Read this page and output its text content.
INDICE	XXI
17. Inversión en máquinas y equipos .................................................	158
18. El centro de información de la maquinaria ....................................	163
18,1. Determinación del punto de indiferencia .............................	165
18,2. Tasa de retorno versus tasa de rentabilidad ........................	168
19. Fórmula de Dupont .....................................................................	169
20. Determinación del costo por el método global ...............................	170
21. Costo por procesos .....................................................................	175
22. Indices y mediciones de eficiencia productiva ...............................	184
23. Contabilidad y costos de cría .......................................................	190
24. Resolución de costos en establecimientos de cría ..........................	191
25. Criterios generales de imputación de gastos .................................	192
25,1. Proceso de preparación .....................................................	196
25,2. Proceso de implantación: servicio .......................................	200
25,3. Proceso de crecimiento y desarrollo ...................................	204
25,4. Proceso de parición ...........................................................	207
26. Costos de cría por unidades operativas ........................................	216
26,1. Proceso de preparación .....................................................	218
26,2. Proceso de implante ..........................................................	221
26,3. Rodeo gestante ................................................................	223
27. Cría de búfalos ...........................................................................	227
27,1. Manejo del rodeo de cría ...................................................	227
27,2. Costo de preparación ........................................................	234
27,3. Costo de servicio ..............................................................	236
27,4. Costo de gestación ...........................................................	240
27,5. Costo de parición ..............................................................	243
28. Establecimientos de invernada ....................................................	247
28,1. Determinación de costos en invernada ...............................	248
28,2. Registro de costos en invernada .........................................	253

-- -- --

Write down the number of lines where the word "parición" appears, and nothing further.

| Result below |
2